| Task material |
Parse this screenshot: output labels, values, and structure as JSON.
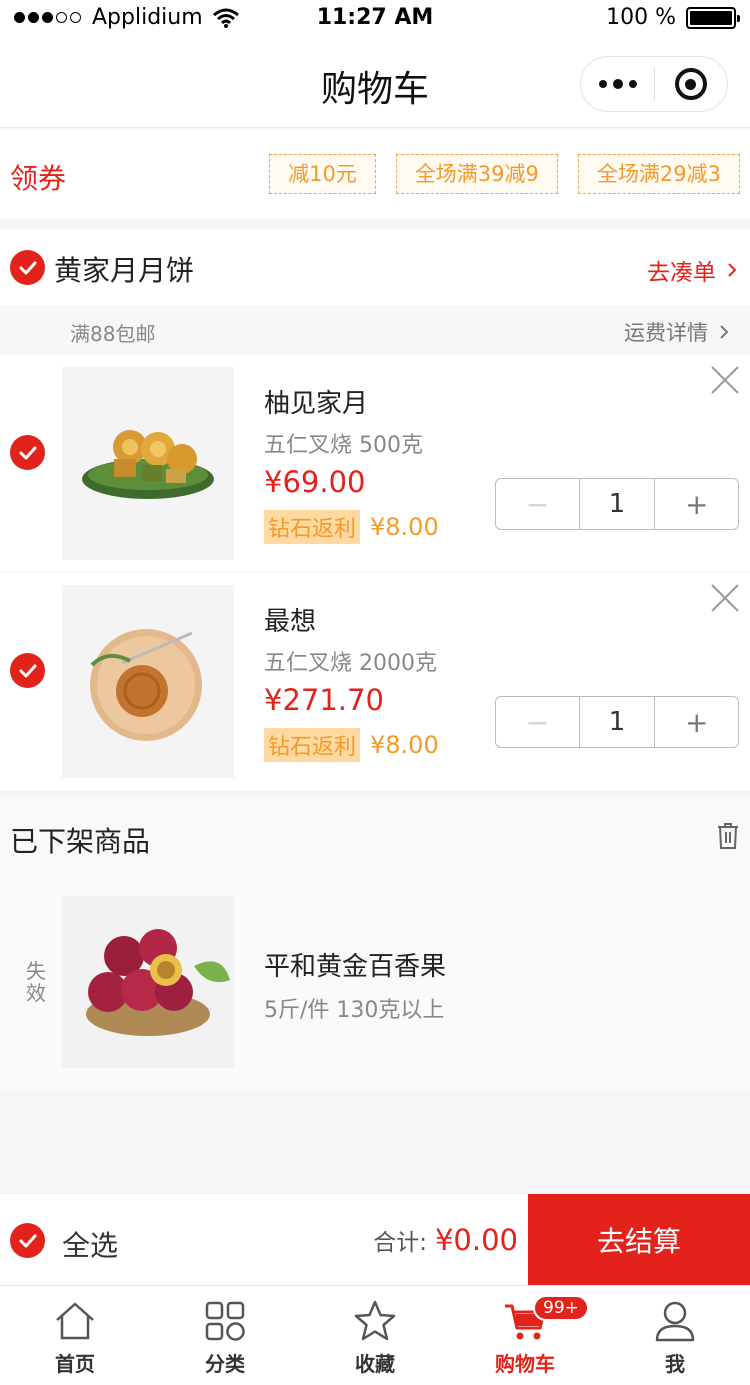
{
  "status_bar": {
    "carrier": "Applidium",
    "time": "11:27 AM",
    "battery": "100 %",
    "signal_bars": 3,
    "signal_total": 5
  },
  "nav": {
    "title": "购物车"
  },
  "coupon": {
    "label": "领券",
    "tags": [
      "减10元",
      "全场满39减9",
      "全场满29减3"
    ]
  },
  "shop": {
    "name": "黄家月月饼",
    "link": "去凑单",
    "shipping_note": "满88包邮",
    "shipping_link": "运费详情"
  },
  "items": [
    {
      "name": "柚见家月",
      "spec": "五仁叉烧 500克",
      "price": "¥69.00",
      "rebate_label": "钻石返利",
      "rebate_amount": "¥8.00",
      "quantity": "1",
      "minus": "−",
      "plus": "+"
    },
    {
      "name": "最想",
      "spec": "五仁叉烧 2000克",
      "price": "¥271.70",
      "rebate_label": "钻石返利",
      "rebate_amount": "¥8.00",
      "quantity": "1",
      "minus": "−",
      "plus": "+"
    }
  ],
  "invalid": {
    "title": "已下架商品",
    "label": "失效",
    "item": {
      "name": "平和黄金百香果",
      "spec": "5斤/件 130克以上"
    }
  },
  "checkout": {
    "select_all": "全选",
    "total_label": "合计:",
    "total_amount": "¥0.00",
    "button": "去结算"
  },
  "tabbar": {
    "tabs": [
      {
        "label": "首页",
        "icon": "home-icon"
      },
      {
        "label": "分类",
        "icon": "category-icon"
      },
      {
        "label": "收藏",
        "icon": "star-icon"
      },
      {
        "label": "购物车",
        "icon": "cart-icon",
        "badge": "99+",
        "active": true
      },
      {
        "label": "我",
        "icon": "user-icon"
      }
    ]
  },
  "colors": {
    "accent": "#e3231b",
    "rebate": "#f39a2b"
  }
}
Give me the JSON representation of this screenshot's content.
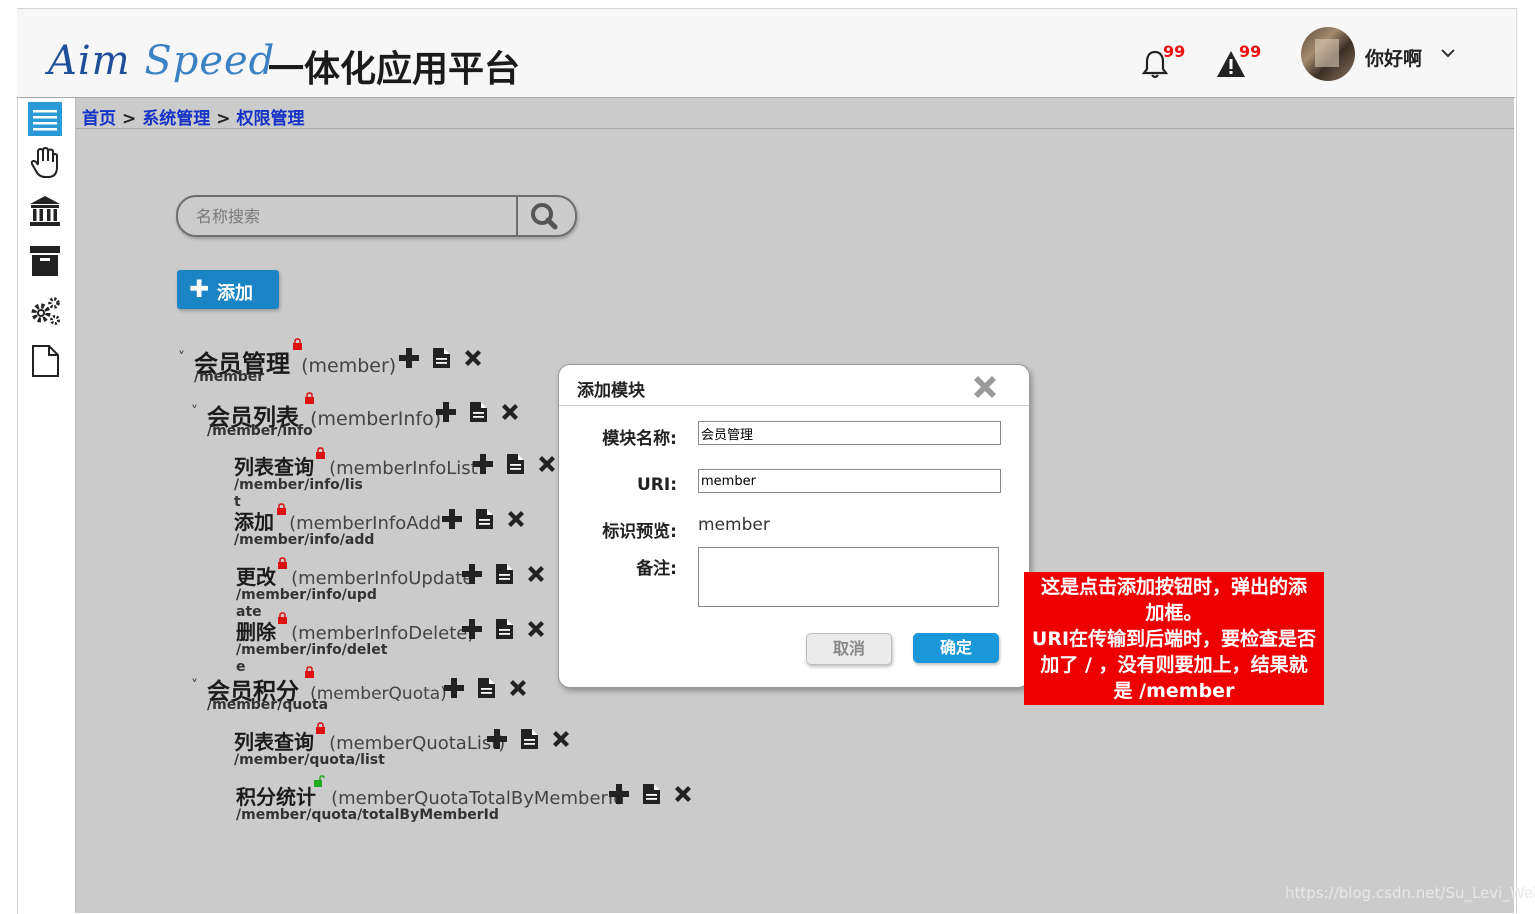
{
  "header": {
    "logo_part1": "Aim",
    "logo_part2": "Speed",
    "app_title": "一体化应用平台",
    "notifications_count": "99",
    "alerts_count": "99",
    "username": "你好啊"
  },
  "sidebar": {
    "icons": [
      "menu-icon",
      "hand-icon",
      "bank-icon",
      "archive-icon",
      "gears-icon",
      "file-icon"
    ]
  },
  "breadcrumb": {
    "home": "首页",
    "sep": ">",
    "system": "系统管理",
    "current": "权限管理"
  },
  "search": {
    "placeholder": "名称搜索"
  },
  "add_button": {
    "label": "添加"
  },
  "tree": [
    {
      "name": "会员管理",
      "code": "(member)",
      "uri": "/member",
      "locked": true
    },
    {
      "name": "会员列表",
      "code": "(memberInfo)",
      "uri": "/member/info",
      "locked": true
    },
    {
      "name": "列表查询",
      "code": "(memberInfoList",
      "uri": "/member/info/lis",
      "uri_tail": "t",
      "locked": true
    },
    {
      "name": "添加",
      "code": "(memberInfoAdd",
      "uri": "/member/info/add",
      "locked": true
    },
    {
      "name": "更改",
      "code": "(memberInfoUpdate",
      "uri": "/member/info/upd",
      "uri_tail": "ate",
      "locked": true
    },
    {
      "name": "删除",
      "code": "(memberInfoDelete)",
      "uri": "/member/info/delet",
      "uri_tail": "e",
      "locked": true
    },
    {
      "name": "会员积分",
      "code": "(memberQuota)",
      "uri": "/member/quota",
      "locked": true
    },
    {
      "name": "列表查询",
      "code": "(memberQuotaList)",
      "uri": "/member/quota/list",
      "locked": true
    },
    {
      "name": "积分统计",
      "code": "(memberQuotaTotalByMemberId",
      "uri": "/member/quota/totalByMemberId",
      "locked": false
    }
  ],
  "modal": {
    "title": "添加模块",
    "name_label": "模块名称:",
    "name_value": "会员管理",
    "uri_label": "URI:",
    "uri_value": "member",
    "preview_label": "标识预览:",
    "preview_value": "member",
    "remark_label": "备注:",
    "cancel_label": "取消",
    "ok_label": "确定"
  },
  "annotation": {
    "line1": "这是点击添加按钮时，弹出的添",
    "line2": "加框。",
    "line3": "URI在传输到后端时，要检查是否",
    "line4": "加了 / ，没有则要加上，结果就",
    "line5": "是 /member"
  },
  "watermark": "https://blog.csdn.net/Su_Levi_Wei",
  "colors": {
    "accent": "#1b84c4",
    "header_bg": "#f7f7f7",
    "content_bg": "#cbcbcb",
    "note_bg": "#ee0000",
    "lock_red": "#dd1111",
    "lock_green": "#22aa22",
    "badge": "#ee1111"
  }
}
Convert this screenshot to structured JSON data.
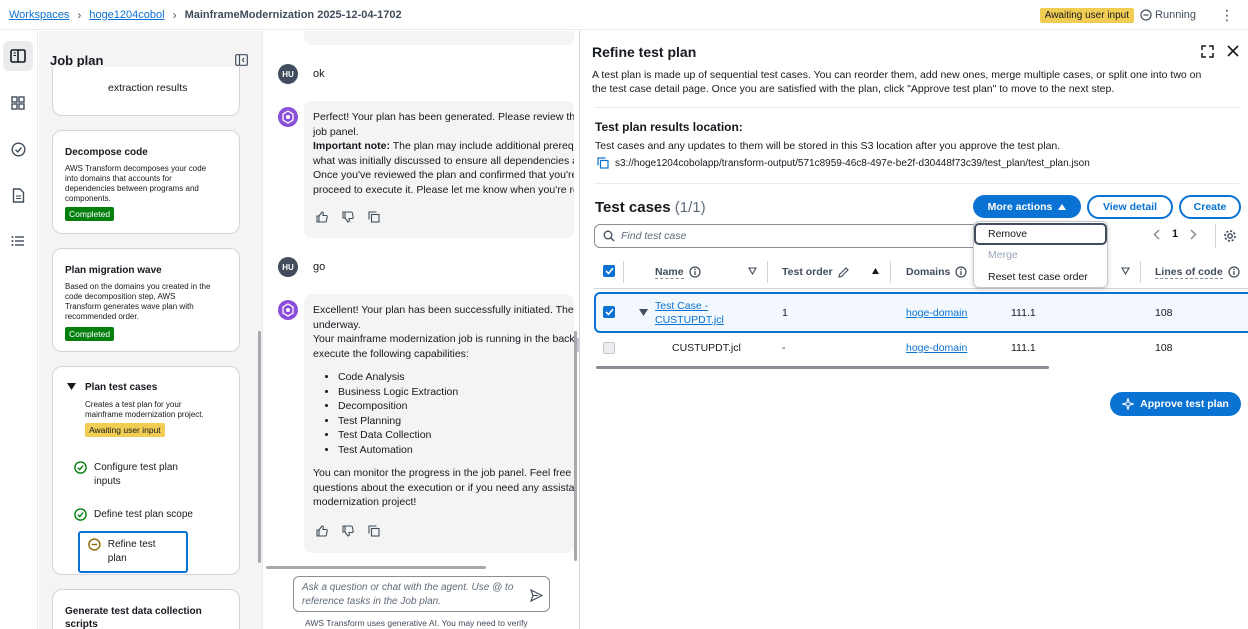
{
  "breadcrumb": {
    "items": [
      "Workspaces",
      "hoge1204cobol"
    ],
    "current": "MainframeModernization 2025-12-04-1702"
  },
  "status": {
    "badge": "Awaiting user input",
    "running": "Running"
  },
  "job_plan": {
    "title": "Job plan",
    "partial_card_text": "extraction results",
    "decompose": {
      "title": "Decompose code",
      "desc": [
        "AWS Transform decomposes your code",
        "into domains that accounts for",
        "dependencies between programs and",
        "components."
      ],
      "badge": "Completed"
    },
    "wave": {
      "title": "Plan migration wave",
      "desc": [
        "Based on the domains you created in the",
        "code decomposition step, AWS",
        "Transform generates wave plan with",
        "recommended order."
      ],
      "badge": "Completed"
    },
    "test_cases": {
      "title": "Plan test cases",
      "desc": [
        "Creates a test plan for your",
        "mainframe modernization project."
      ],
      "badge": "Awaiting user input",
      "steps": [
        {
          "label": "Configure test plan",
          "label2": "inputs"
        },
        {
          "label": "Define test plan scope"
        },
        {
          "label": "Refine test plan"
        }
      ]
    },
    "generate": {
      "title": "Generate test data collection",
      "title2": "scripts"
    }
  },
  "chat": {
    "user_initials": "HU",
    "msg_ok": "ok",
    "msg_go": "go",
    "bot1": {
      "line1": "Perfect! Your plan has been generated. Please review the",
      "line2": "job panel.",
      "note_label": "Important note:",
      "line3": " The plan may include additional prereq",
      "line4": "what was initially discussed to ensure all dependencies a",
      "line5": "Once you've reviewed the plan and confirmed that you're",
      "line6": "proceed to execute it. Please let me know when you're re"
    },
    "bot2": {
      "line1": "Excellent! Your plan has been successfully initiated. The",
      "line2": "underway.",
      "line3": "Your mainframe modernization job is running in the back",
      "line4": "execute the following capabilities:",
      "capabilities": [
        "Code Analysis",
        "Business Logic Extraction",
        "Decomposition",
        "Test Planning",
        "Test Data Collection",
        "Test Automation"
      ],
      "line5": "You can monitor the progress in the job panel. Feel free",
      "line6": "questions about the execution or if you need any assista",
      "line7": "modernization project!"
    },
    "input_placeholder_1": "Ask a question or chat with the agent. Use @ to",
    "input_placeholder_2": "reference tasks in the Job plan.",
    "disclaimer": "AWS Transform uses generative AI. You may need to verify"
  },
  "refine": {
    "title": "Refine test plan",
    "desc1": "A test plan is made up of sequential test cases. You can reorder them, add new ones, merge multiple cases, or split one into two on",
    "desc2": "the test case detail page. Once you are satisfied with the plan, click \"Approve test plan\" to move to the next step.",
    "location_title": "Test plan results location:",
    "location_desc": "Test cases and any updates to them will be stored in this S3 location after you approve the test plan.",
    "location_path": "s3://hoge1204cobolapp/transform-output/571c8959-46c8-497e-be2f-d30448f73c39/test_plan/test_plan.json",
    "test_cases_title": "Test cases",
    "test_cases_count": "(1/1)",
    "more_actions": "More actions",
    "view_detail": "View detail",
    "create": "Create",
    "search_placeholder": "Find test case",
    "page": "1",
    "dropdown": [
      "Remove",
      "Merge",
      "Reset test case order"
    ],
    "columns": {
      "name": "Name",
      "test_order": "Test order",
      "domains": "Domains",
      "lines_of_code": "Lines of code"
    },
    "rows": [
      {
        "name": "Test Case -",
        "name2": "CUSTUPDT.jcl",
        "order": "1",
        "domain": "hoge-domain",
        "col4": "111.1",
        "loc": "108"
      },
      {
        "name": "CUSTUPDT.jcl",
        "order": "-",
        "domain": "hoge-domain",
        "col4": "111.1",
        "loc": "108"
      }
    ],
    "approve": "Approve test plan"
  },
  "colors": {
    "accent": "#0972d3",
    "success": "#037f0c",
    "warning": "#f2cd54"
  }
}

| Exercise task |
Pick out all the lines with the word "output" in them and copy them.

| Solution to this problem |
Parse this screenshot: output labels, values, and structure as JSON.
    "location_path": "s3://hoge1204cobolapp/transform-output/571c8959-46c8-497e-be2f-d30448f73c39/test_plan/test_plan.json",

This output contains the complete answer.